== Task goal ==
From the listing below, pull out all lines with "udsendes" in them.

== Entries provided ==
........

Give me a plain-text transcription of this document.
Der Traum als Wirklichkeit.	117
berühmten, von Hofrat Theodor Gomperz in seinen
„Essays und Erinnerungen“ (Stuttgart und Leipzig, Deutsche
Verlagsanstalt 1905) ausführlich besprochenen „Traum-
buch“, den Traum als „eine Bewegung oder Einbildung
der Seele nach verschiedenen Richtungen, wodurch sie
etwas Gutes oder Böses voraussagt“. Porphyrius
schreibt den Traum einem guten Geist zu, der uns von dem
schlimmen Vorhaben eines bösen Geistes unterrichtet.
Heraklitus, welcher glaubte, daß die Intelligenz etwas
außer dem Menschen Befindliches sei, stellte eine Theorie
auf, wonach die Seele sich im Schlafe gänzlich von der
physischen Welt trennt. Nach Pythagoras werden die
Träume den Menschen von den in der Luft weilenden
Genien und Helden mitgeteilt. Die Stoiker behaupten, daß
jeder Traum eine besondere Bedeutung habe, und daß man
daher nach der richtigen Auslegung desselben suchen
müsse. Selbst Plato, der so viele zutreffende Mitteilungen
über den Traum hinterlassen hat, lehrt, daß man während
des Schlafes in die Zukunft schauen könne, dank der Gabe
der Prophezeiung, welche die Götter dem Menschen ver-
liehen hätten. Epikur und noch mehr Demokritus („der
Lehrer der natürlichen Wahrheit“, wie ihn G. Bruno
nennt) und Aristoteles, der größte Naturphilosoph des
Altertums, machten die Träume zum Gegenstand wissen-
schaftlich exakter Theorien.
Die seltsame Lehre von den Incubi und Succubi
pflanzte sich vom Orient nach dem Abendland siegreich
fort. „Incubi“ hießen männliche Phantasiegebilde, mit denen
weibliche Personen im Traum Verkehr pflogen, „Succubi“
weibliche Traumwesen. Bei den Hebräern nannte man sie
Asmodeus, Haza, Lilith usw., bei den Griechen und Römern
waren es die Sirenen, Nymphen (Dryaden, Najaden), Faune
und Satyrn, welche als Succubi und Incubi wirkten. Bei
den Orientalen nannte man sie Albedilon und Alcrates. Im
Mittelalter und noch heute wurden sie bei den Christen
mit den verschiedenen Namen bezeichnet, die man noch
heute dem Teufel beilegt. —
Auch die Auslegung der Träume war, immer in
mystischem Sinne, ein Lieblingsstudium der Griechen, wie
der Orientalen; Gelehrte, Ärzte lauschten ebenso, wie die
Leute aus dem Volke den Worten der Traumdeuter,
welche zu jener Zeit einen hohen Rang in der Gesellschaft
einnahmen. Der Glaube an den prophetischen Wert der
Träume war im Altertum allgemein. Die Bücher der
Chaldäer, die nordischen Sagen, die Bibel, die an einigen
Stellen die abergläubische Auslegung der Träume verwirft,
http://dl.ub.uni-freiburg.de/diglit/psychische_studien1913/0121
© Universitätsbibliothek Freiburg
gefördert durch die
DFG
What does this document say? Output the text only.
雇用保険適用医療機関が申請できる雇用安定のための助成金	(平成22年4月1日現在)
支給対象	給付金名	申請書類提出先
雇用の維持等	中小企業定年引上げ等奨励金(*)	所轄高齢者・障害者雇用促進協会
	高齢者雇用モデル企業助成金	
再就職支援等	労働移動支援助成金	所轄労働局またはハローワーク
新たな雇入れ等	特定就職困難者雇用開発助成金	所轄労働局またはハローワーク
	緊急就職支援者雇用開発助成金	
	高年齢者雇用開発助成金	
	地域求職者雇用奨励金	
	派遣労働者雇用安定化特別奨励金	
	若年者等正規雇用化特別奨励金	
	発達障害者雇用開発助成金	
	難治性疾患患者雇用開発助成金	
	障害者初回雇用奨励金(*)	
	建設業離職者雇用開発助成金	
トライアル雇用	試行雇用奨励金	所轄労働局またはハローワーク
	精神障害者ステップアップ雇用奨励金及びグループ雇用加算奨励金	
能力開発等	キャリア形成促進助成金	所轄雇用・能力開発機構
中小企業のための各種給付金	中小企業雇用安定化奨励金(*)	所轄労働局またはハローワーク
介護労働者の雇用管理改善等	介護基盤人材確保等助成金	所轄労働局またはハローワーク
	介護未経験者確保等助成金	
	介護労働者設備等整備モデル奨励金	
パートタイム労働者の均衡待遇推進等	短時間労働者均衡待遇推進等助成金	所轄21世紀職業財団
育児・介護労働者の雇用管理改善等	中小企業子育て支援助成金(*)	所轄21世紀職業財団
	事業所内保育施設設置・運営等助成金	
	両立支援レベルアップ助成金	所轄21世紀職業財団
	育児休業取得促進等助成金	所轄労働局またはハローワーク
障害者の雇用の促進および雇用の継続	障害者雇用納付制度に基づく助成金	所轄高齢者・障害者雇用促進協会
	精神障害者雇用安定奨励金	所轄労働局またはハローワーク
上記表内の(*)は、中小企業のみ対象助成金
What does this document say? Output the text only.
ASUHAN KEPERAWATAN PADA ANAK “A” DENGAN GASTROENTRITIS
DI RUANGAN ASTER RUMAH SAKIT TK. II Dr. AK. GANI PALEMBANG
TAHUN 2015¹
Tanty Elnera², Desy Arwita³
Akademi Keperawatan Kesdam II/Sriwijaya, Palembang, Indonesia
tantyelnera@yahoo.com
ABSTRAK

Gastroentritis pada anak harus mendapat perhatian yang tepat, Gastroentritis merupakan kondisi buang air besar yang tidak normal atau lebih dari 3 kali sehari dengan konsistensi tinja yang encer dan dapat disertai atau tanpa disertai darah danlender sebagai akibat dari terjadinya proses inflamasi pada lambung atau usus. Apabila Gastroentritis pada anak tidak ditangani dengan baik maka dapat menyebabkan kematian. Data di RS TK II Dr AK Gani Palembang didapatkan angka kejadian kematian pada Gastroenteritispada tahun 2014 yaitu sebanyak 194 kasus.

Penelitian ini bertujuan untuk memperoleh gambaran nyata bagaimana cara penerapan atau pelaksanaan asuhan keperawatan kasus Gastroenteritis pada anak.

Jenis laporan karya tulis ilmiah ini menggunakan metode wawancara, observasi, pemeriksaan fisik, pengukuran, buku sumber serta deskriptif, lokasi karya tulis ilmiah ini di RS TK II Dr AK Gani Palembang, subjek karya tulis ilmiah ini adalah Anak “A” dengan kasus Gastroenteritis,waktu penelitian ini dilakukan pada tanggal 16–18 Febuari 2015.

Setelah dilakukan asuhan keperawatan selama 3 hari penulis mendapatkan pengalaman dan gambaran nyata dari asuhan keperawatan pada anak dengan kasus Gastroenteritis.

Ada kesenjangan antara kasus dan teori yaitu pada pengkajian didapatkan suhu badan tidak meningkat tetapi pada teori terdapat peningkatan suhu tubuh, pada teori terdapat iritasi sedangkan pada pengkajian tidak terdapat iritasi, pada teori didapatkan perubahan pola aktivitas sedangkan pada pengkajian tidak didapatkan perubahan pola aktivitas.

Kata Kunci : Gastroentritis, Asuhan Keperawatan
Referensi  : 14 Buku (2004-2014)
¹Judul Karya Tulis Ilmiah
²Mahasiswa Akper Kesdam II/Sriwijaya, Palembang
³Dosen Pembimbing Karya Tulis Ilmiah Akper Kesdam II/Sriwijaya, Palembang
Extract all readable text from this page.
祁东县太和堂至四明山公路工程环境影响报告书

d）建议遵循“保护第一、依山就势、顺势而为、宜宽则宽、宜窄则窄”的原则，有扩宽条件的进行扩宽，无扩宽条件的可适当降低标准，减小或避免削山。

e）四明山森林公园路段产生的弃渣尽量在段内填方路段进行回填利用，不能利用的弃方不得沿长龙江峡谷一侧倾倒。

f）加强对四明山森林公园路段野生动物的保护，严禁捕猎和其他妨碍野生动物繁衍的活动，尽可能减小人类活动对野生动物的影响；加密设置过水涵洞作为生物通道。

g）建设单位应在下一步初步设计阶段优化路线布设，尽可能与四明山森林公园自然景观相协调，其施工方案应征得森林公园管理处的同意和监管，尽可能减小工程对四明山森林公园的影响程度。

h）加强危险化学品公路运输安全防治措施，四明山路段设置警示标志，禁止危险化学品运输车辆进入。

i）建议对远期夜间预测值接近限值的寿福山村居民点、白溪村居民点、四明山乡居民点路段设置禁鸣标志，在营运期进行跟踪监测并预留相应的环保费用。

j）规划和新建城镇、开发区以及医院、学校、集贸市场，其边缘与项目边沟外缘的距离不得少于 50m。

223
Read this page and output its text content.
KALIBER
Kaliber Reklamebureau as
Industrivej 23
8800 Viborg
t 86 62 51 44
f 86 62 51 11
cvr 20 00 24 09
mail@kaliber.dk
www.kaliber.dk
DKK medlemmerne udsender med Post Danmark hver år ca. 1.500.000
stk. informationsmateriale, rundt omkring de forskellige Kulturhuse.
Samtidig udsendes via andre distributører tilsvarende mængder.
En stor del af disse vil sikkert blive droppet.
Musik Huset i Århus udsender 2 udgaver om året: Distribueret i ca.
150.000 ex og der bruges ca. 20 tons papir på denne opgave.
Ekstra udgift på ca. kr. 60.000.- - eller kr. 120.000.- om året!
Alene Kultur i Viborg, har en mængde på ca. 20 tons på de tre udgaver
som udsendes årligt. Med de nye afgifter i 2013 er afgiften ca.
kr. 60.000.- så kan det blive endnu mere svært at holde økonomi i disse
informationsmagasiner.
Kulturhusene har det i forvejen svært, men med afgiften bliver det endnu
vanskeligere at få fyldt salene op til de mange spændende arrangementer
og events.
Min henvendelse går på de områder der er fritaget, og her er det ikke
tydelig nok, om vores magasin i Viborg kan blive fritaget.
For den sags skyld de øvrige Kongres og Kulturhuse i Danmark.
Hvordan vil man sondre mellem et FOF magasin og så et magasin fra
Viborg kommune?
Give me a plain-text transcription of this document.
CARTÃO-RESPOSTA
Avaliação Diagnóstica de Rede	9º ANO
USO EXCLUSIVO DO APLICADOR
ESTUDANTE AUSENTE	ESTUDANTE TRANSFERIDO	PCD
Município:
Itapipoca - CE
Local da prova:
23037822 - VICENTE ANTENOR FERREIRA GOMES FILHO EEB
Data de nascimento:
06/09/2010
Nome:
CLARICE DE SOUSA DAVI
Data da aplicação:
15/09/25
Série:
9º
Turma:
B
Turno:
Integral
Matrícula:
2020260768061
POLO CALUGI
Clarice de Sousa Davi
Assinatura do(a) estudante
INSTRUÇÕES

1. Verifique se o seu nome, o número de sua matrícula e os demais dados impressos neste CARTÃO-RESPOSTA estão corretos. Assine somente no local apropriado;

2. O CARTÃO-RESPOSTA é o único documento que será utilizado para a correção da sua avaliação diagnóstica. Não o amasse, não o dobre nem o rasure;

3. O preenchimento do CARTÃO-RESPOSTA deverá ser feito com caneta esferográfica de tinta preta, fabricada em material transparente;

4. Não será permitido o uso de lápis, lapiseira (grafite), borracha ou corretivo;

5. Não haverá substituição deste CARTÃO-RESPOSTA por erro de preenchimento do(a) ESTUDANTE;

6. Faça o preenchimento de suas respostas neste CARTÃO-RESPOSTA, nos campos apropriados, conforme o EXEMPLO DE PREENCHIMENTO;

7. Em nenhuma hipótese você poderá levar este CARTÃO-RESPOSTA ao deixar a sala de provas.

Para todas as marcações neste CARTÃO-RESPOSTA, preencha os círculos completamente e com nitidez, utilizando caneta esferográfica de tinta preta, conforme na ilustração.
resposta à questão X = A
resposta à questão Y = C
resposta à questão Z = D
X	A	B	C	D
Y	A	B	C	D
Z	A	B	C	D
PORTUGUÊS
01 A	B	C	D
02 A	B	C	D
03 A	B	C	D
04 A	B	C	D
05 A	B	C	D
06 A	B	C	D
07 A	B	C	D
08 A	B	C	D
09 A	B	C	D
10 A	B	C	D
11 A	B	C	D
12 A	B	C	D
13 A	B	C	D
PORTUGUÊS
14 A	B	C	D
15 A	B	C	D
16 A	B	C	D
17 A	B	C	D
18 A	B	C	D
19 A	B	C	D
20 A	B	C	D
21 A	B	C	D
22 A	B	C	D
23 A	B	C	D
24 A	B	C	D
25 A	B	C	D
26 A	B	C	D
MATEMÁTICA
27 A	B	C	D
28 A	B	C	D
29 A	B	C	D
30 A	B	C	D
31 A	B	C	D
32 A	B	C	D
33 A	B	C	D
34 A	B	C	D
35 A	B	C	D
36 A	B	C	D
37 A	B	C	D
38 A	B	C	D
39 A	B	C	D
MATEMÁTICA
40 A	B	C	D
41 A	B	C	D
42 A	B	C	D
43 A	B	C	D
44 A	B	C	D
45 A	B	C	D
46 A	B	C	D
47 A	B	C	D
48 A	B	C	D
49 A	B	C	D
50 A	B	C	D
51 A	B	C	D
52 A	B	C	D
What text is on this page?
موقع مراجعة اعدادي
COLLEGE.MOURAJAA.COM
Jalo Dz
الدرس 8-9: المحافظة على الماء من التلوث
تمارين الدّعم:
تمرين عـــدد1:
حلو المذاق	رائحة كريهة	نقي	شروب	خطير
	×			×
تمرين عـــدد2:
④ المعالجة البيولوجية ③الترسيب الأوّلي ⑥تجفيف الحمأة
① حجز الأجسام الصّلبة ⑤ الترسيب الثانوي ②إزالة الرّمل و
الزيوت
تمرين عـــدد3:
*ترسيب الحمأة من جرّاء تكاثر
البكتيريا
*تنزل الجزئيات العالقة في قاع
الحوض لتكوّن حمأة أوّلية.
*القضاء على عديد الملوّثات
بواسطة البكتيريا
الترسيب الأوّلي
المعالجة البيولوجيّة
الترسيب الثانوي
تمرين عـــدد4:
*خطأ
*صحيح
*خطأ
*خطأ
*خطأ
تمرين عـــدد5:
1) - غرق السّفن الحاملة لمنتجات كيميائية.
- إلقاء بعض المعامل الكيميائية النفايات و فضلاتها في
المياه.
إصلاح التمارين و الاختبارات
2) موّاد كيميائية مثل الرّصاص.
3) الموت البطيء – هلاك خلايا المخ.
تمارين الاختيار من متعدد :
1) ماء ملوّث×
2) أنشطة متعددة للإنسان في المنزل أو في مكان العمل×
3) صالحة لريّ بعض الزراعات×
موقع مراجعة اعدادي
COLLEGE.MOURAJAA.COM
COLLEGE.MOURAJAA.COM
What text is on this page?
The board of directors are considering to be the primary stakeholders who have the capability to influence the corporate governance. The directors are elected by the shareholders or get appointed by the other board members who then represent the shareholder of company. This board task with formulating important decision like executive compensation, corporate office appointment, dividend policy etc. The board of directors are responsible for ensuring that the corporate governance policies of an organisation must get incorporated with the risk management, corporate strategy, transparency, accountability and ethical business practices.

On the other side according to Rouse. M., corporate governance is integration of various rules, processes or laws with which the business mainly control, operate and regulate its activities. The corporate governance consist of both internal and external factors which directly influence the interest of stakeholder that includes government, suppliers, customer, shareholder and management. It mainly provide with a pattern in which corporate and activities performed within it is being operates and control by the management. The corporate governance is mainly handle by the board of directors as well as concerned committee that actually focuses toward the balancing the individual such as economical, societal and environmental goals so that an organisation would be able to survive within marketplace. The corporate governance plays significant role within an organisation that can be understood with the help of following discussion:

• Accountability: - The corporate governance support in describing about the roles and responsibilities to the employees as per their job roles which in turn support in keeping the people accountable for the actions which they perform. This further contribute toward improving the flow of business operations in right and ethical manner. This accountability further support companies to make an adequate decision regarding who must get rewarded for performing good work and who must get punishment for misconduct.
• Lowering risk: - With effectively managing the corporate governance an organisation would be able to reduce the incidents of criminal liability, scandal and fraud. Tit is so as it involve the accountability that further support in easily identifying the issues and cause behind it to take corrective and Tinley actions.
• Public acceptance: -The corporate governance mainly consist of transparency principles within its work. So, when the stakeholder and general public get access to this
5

........

== Answer to the task ==
Samtidig udsendes via andre distributører tilsvarende mængder.
som udsendes årligt. Med de nye afgifter i 2013 er afgiften ca.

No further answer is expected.